[Written instruction]:
Quote the records that follow in full, leaving the pictures out.

[Extracted data]:
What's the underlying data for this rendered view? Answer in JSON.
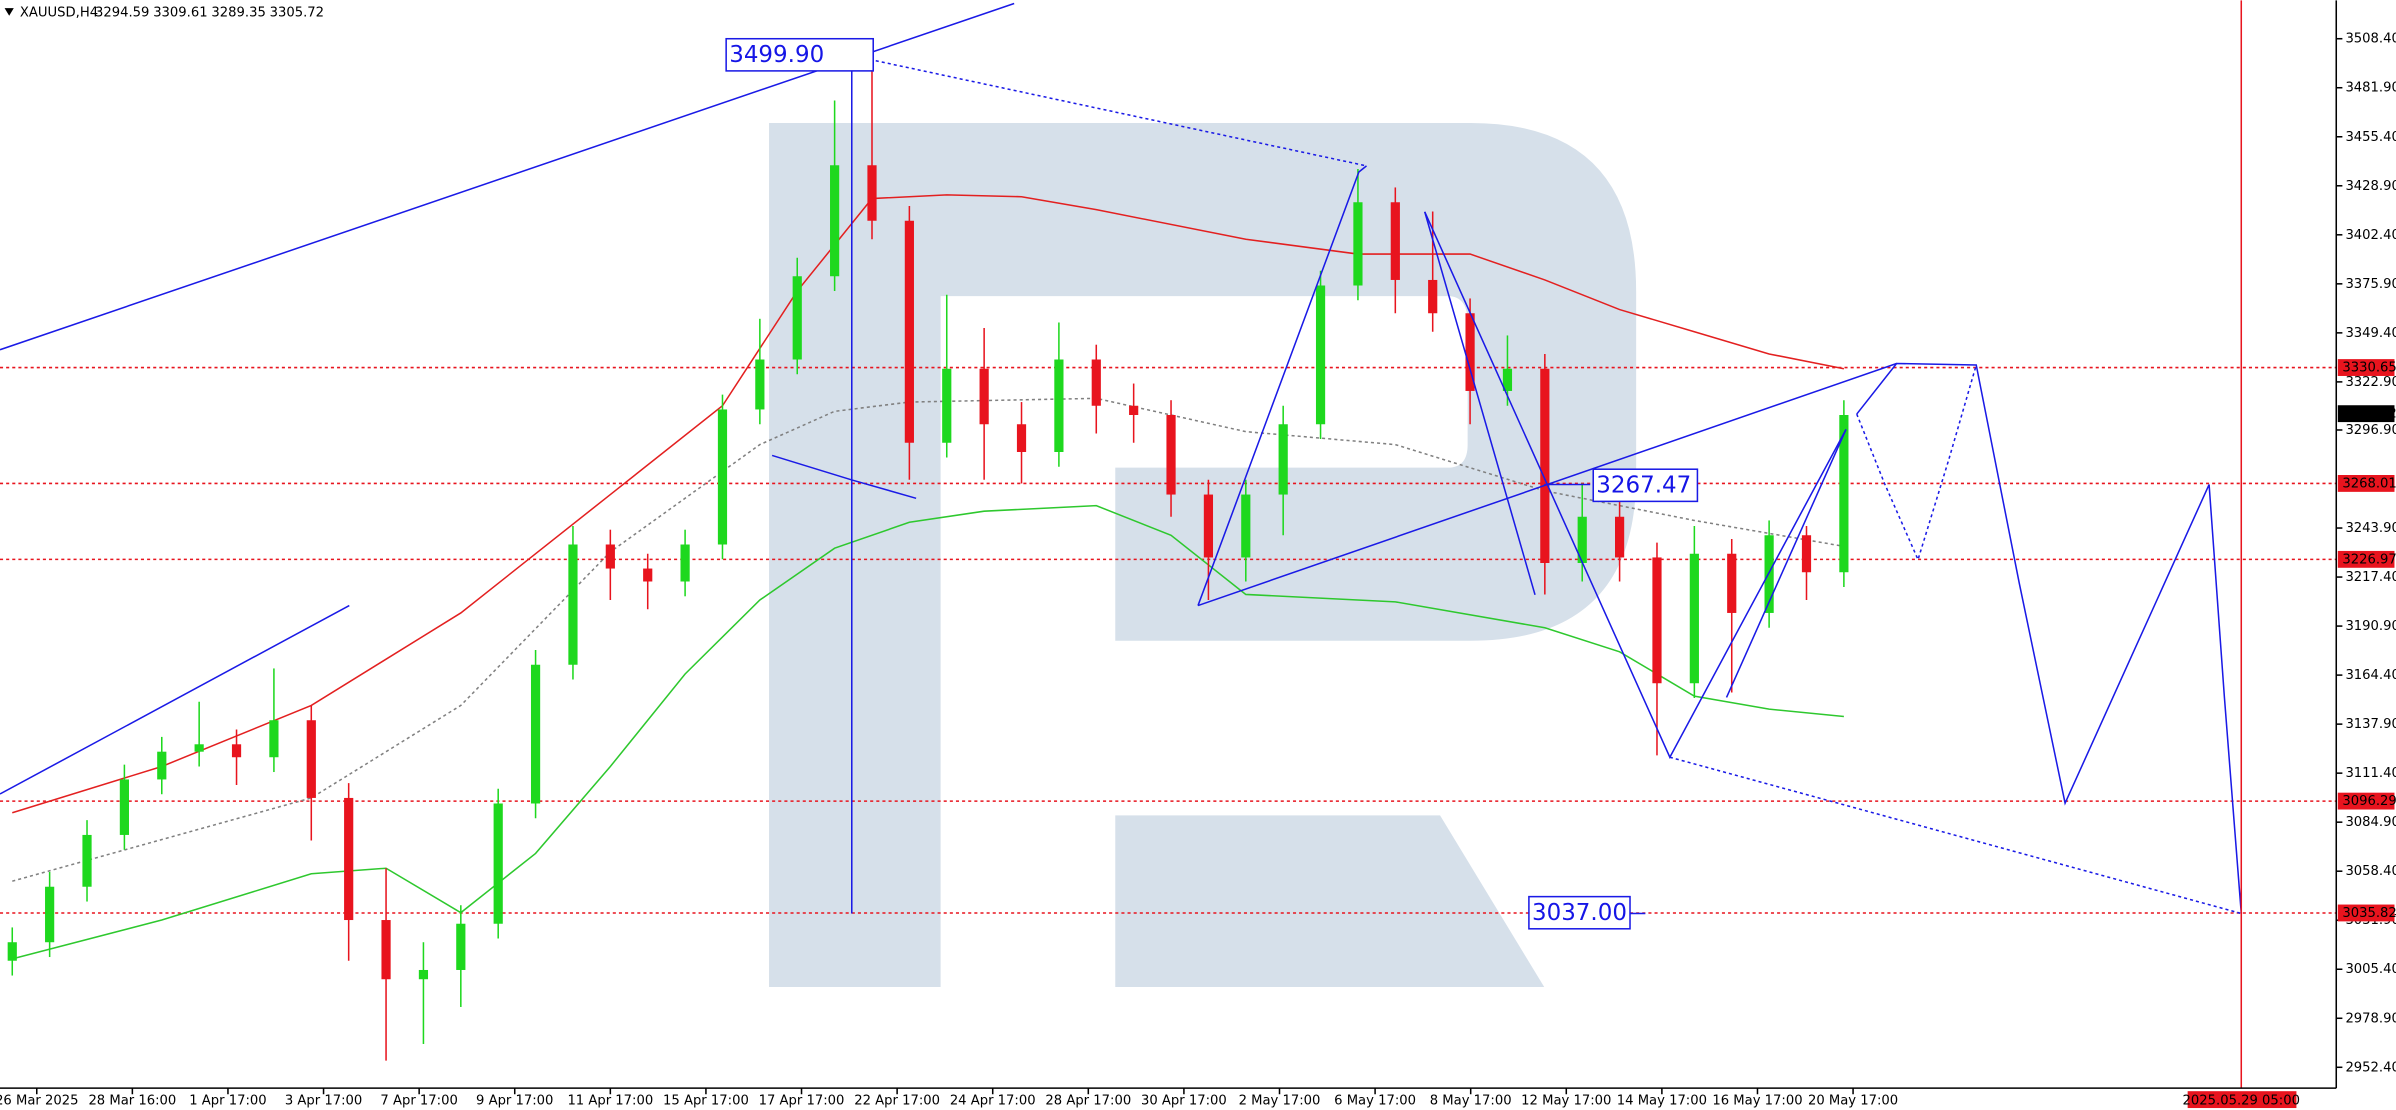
{
  "chart_data": {
    "type": "candlestick",
    "title": "XAUUSD,H4",
    "header_values": [
      3294.59,
      3309.61,
      3289.35,
      3305.72
    ],
    "up_color": "#1ed81e",
    "down_color": "#e8141e",
    "open": [
      3010,
      3020,
      3050,
      3078,
      3108,
      3123,
      3127,
      3120,
      3140,
      3098,
      3032,
      3000,
      3005,
      3030,
      3095,
      3170,
      3235,
      3222,
      3215,
      3235,
      3308,
      3335,
      3380,
      3440,
      3410,
      3290,
      3330,
      3300,
      3285,
      3335,
      3310,
      3305,
      3262,
      3228,
      3262,
      3300,
      3375,
      3420,
      3378,
      3360,
      3318,
      3330,
      3225,
      3250,
      3228,
      3160,
      3230,
      3198,
      3240,
      3220
    ],
    "high": [
      3028,
      3058,
      3086,
      3116,
      3131,
      3150,
      3135,
      3168,
      3148,
      3106,
      3060,
      3020,
      3040,
      3103,
      3178,
      3245,
      3243,
      3230,
      3243,
      3316,
      3357,
      3390,
      3475,
      3499.9,
      3418,
      3370,
      3352,
      3312,
      3355,
      3343,
      3322,
      3313,
      3270,
      3270,
      3310,
      3383,
      3438,
      3428,
      3415,
      3368,
      3348,
      3338,
      3268,
      3258,
      3236,
      3245,
      3238,
      3248,
      3245,
      3313
    ],
    "low": [
      3002,
      3012,
      3042,
      3070,
      3100,
      3115,
      3105,
      3112,
      3075,
      3010,
      2956,
      2965,
      2985,
      3022,
      3087,
      3162,
      3205,
      3200,
      3207,
      3227,
      3300,
      3327,
      3372,
      3400,
      3270,
      3282,
      3270,
      3268,
      3277,
      3295,
      3290,
      3250,
      3205,
      3215,
      3240,
      3292,
      3367,
      3360,
      3350,
      3300,
      3310,
      3208,
      3215,
      3215,
      3121,
      3152,
      3155,
      3190,
      3205,
      3212
    ],
    "close": [
      3020,
      3050,
      3078,
      3108,
      3123,
      3127,
      3120,
      3140,
      3098,
      3032,
      3000,
      3005,
      3030,
      3095,
      3170,
      3235,
      3222,
      3215,
      3235,
      3308,
      3335,
      3380,
      3440,
      3410,
      3290,
      3330,
      3300,
      3285,
      3335,
      3310,
      3305,
      3262,
      3228,
      3262,
      3300,
      3375,
      3420,
      3378,
      3360,
      3318,
      3330,
      3225,
      3250,
      3228,
      3160,
      3230,
      3198,
      3240,
      3220,
      3305
    ],
    "overlays": [
      {
        "color": "#e32020",
        "style": "solid",
        "x": [
          0,
          4,
          8,
          12,
          16,
          19,
          21,
          23,
          25,
          27,
          29,
          33,
          36,
          39,
          41,
          43,
          45,
          47,
          49
        ],
        "values": [
          3090,
          3115,
          3148,
          3198,
          3262,
          3310,
          3372,
          3422,
          3424,
          3423,
          3416,
          3400,
          3392,
          3392,
          3378,
          3362,
          3350,
          3338,
          3330
        ]
      },
      {
        "color": "#2ec82e",
        "style": "solid",
        "x": [
          0,
          4,
          8,
          10,
          12,
          14,
          16,
          18,
          20,
          22,
          24,
          26,
          29,
          31,
          33,
          37,
          41,
          43,
          45,
          47,
          49
        ],
        "values": [
          3011,
          3032,
          3057,
          3060,
          3036,
          3068,
          3115,
          3165,
          3205,
          3233,
          3247,
          3253,
          3256,
          3240,
          3208,
          3204,
          3190,
          3177,
          3153,
          3146,
          3142
        ]
      },
      {
        "color": "#808080",
        "style": "dotted",
        "x": [
          0,
          8,
          12,
          16,
          20,
          22,
          24,
          29,
          33,
          37,
          41,
          45,
          49
        ],
        "values": [
          3053,
          3098,
          3148,
          3231,
          3289,
          3307,
          3312,
          3314,
          3296,
          3289,
          3264,
          3248,
          3234
        ]
      }
    ],
    "ylim": [
      2944.45,
      3529.1
    ],
    "yticks": [
      {
        "value": 3508.4,
        "label": "3508.40"
      },
      {
        "value": 3481.9,
        "label": "3481.90"
      },
      {
        "value": 3455.4,
        "label": "3455.40"
      },
      {
        "value": 3428.9,
        "label": "3428.90"
      },
      {
        "value": 3402.4,
        "label": "3402.40"
      },
      {
        "value": 3375.9,
        "label": "3375.90"
      },
      {
        "value": 3349.4,
        "label": "3349.40"
      },
      {
        "value": 3322.9,
        "label": "3322.90"
      },
      {
        "value": 3296.9,
        "label": "3296.90"
      },
      {
        "value": 3243.9,
        "label": "3243.90"
      },
      {
        "value": 3217.4,
        "label": "3217.40"
      },
      {
        "value": 3190.9,
        "label": "3190.90"
      },
      {
        "value": 3164.4,
        "label": "3164.40"
      },
      {
        "value": 3137.9,
        "label": "3137.90"
      },
      {
        "value": 3111.4,
        "label": "3111.40"
      },
      {
        "value": 3084.9,
        "label": "3084.90"
      },
      {
        "value": 3058.4,
        "label": "3058.40"
      },
      {
        "value": 3031.9,
        "label": "3031.90"
      },
      {
        "value": 3005.4,
        "label": "3005.40"
      },
      {
        "value": 2978.9,
        "label": "2978.90"
      },
      {
        "value": 2952.4,
        "label": "2952.40"
      }
    ],
    "price_levels": [
      {
        "value": 3330.65,
        "color": "#e8141e",
        "line": true
      },
      {
        "value": 3305.72,
        "color": "#000000",
        "line": false
      },
      {
        "value": 3268.01,
        "color": "#e8141e",
        "line": true
      },
      {
        "value": 3226.97,
        "color": "#e8141e",
        "line": true
      },
      {
        "value": 3096.29,
        "color": "#e8141e",
        "line": true
      },
      {
        "value": 3035.82,
        "color": "#e8141e",
        "line": true
      }
    ],
    "x_labels": [
      "26 Mar 2025",
      "28 Mar 16:00",
      "1 Apr 17:00",
      "3 Apr 17:00",
      "7 Apr 17:00",
      "9 Apr 17:00",
      "11 Apr 17:00",
      "15 Apr 17:00",
      "17 Apr 17:00",
      "22 Apr 17:00",
      "24 Apr 17:00",
      "28 Apr 17:00",
      "30 Apr 17:00",
      "2 May 17:00",
      "6 May 17:00",
      "8 May 17:00",
      "12 May 17:00",
      "14 May 17:00",
      "16 May 17:00",
      "20 May 17:00"
    ],
    "cursor_time_label": "2025.05.29 05:00",
    "annotations": [
      "3499.90",
      "3267.47",
      "3037.00"
    ]
  }
}
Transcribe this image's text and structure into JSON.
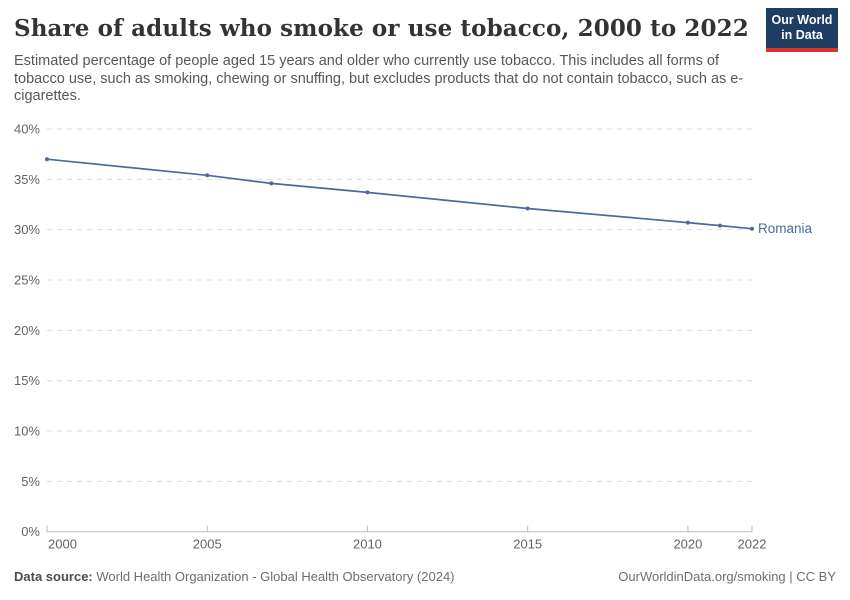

[Solved exercise]:
What's the underlying data for this rendered view? Answer in JSON.
{
  "chart_data": {
    "type": "candlestick",
    "title": "XAUUSD,H4",
    "header_values": [
      3294.59,
      3309.61,
      3289.35,
      3305.72
    ],
    "up_color": "#1ed81e",
    "down_color": "#e8141e",
    "open": [
      3010,
      3020,
      3050,
      3078,
      3108,
      3123,
      3127,
      3120,
      3140,
      3098,
      3032,
      3000,
      3005,
      3030,
      3095,
      3170,
      3235,
      3222,
      3215,
      3235,
      3308,
      3335,
      3380,
      3440,
      3410,
      3290,
      3330,
      3300,
      3285,
      3335,
      3310,
      3305,
      3262,
      3228,
      3262,
      3300,
      3375,
      3420,
      3378,
      3360,
      3318,
      3330,
      3225,
      3250,
      3228,
      3160,
      3230,
      3198,
      3240,
      3220
    ],
    "high": [
      3028,
      3058,
      3086,
      3116,
      3131,
      3150,
      3135,
      3168,
      3148,
      3106,
      3060,
      3020,
      3040,
      3103,
      3178,
      3245,
      3243,
      3230,
      3243,
      3316,
      3357,
      3390,
      3475,
      3499.9,
      3418,
      3370,
      3352,
      3312,
      3355,
      3343,
      3322,
      3313,
      3270,
      3270,
      3310,
      3383,
      3438,
      3428,
      3415,
      3368,
      3348,
      3338,
      3268,
      3258,
      3236,
      3245,
      3238,
      3248,
      3245,
      3313
    ],
    "low": [
      3002,
      3012,
      3042,
      3070,
      3100,
      3115,
      3105,
      3112,
      3075,
      3010,
      2956,
      2965,
      2985,
      3022,
      3087,
      3162,
      3205,
      3200,
      3207,
      3227,
      3300,
      3327,
      3372,
      3400,
      3270,
      3282,
      3270,
      3268,
      3277,
      3295,
      3290,
      3250,
      3205,
      3215,
      3240,
      3292,
      3367,
      3360,
      3350,
      3300,
      3310,
      3208,
      3215,
      3215,
      3121,
      3152,
      3155,
      3190,
      3205,
      3212
    ],
    "close": [
      3020,
      3050,
      3078,
      3108,
      3123,
      3127,
      3120,
      3140,
      3098,
      3032,
      3000,
      3005,
      3030,
      3095,
      3170,
      3235,
      3222,
      3215,
      3235,
      3308,
      3335,
      3380,
      3440,
      3410,
      3290,
      3330,
      3300,
      3285,
      3335,
      3310,
      3305,
      3262,
      3228,
      3262,
      3300,
      3375,
      3420,
      3378,
      3360,
      3318,
      3330,
      3225,
      3250,
      3228,
      3160,
      3230,
      3198,
      3240,
      3220,
      3305
    ],
    "overlays": [
      {
        "color": "#e32020",
        "style": "solid",
        "x": [
          0,
          4,
          8,
          12,
          16,
          19,
          21,
          23,
          25,
          27,
          29,
          33,
          36,
          39,
          41,
          43,
          45,
          47,
          49
        ],
        "values": [
          3090,
          3115,
          3148,
          3198,
          3262,
          3310,
          3372,
          3422,
          3424,
          3423,
          3416,
          3400,
          3392,
          3392,
          3378,
          3362,
          3350,
          3338,
          3330
        ]
      },
      {
        "color": "#2ec82e",
        "style": "solid",
        "x": [
          0,
          4,
          8,
          10,
          12,
          14,
          16,
          18,
          20,
          22,
          24,
          26,
          29,
          31,
          33,
          37,
          41,
          43,
          45,
          47,
          49
        ],
        "values": [
          3011,
          3032,
          3057,
          3060,
          3036,
          3068,
          3115,
          3165,
          3205,
          3233,
          3247,
          3253,
          3256,
          3240,
          3208,
          3204,
          3190,
          3177,
          3153,
          3146,
          3142
        ]
      },
      {
        "color": "#808080",
        "style": "dotted",
        "x": [
          0,
          8,
          12,
          16,
          20,
          22,
          24,
          29,
          33,
          37,
          41,
          45,
          49
        ],
        "values": [
          3053,
          3098,
          3148,
          3231,
          3289,
          3307,
          3312,
          3314,
          3296,
          3289,
          3264,
          3248,
          3234
        ]
      }
    ],
    "ylim": [
      2944.45,
      3529.1
    ],
    "yticks": [
      {
        "value": 3508.4,
        "label": "3508.40"
      },
      {
        "value": 3481.9,
        "label": "3481.90"
      },
      {
        "value": 3455.4,
        "label": "3455.40"
      },
      {
        "value": 3428.9,
        "label": "3428.90"
      },
      {
        "value": 3402.4,
        "label": "3402.40"
      },
      {
        "value": 3375.9,
        "label": "3375.90"
      },
      {
        "value": 3349.4,
        "label": "3349.40"
      },
      {
        "value": 3322.9,
        "label": "3322.90"
      },
      {
        "value": 3296.9,
        "label": "3296.90"
      },
      {
        "value": 3243.9,
        "label": "3243.90"
      },
      {
        "value": 3217.4,
        "label": "3217.40"
      },
      {
        "value": 3190.9,
        "label": "3190.90"
      },
      {
        "value": 3164.4,
        "label": "3164.40"
      },
      {
        "value": 3137.9,
        "label": "3137.90"
      },
      {
        "value": 3111.4,
        "label": "3111.40"
      },
      {
        "value": 3084.9,
        "label": "3084.90"
      },
      {
        "value": 3058.4,
        "label": "3058.40"
      },
      {
        "value": 3031.9,
        "label": "3031.90"
      },
      {
        "value": 3005.4,
        "label": "3005.40"
      },
      {
        "value": 2978.9,
        "label": "2978.90"
      },
      {
        "value": 2952.4,
        "label": "2952.40"
      }
    ],
    "price_levels": [
      {
        "value": 3330.65,
        "color": "#e8141e",
        "line": true
      },
      {
        "value": 3305.72,
        "color": "#000000",
        "line": false
      },
      {
        "value": 3268.01,
        "color": "#e8141e",
        "line": true
      },
      {
        "value": 3226.97,
        "color": "#e8141e",
        "line": true
      },
      {
        "value": 3096.29,
        "color": "#e8141e",
        "line": true
      },
      {
        "value": 3035.82,
        "color": "#e8141e",
        "line": true
      }
    ],
    "x_labels": [
      "26 Mar 2025",
      "28 Mar 16:00",
      "1 Apr 17:00",
      "3 Apr 17:00",
      "7 Apr 17:00",
      "9 Apr 17:00",
      "11 Apr 17:00",
      "15 Apr 17:00",
      "17 Apr 17:00",
      "22 Apr 17:00",
      "24 Apr 17:00",
      "28 Apr 17:00",
      "30 Apr 17:00",
      "2 May 17:00",
      "6 May 17:00",
      "8 May 17:00",
      "12 May 17:00",
      "14 May 17:00",
      "16 May 17:00",
      "20 May 17:00"
    ],
    "cursor_time_label": "2025.05.29 05:00",
    "annotations": [
      "3499.90",
      "3267.47",
      "3037.00"
    ]
  }
}
Transcribe this image's text and structure into JSON.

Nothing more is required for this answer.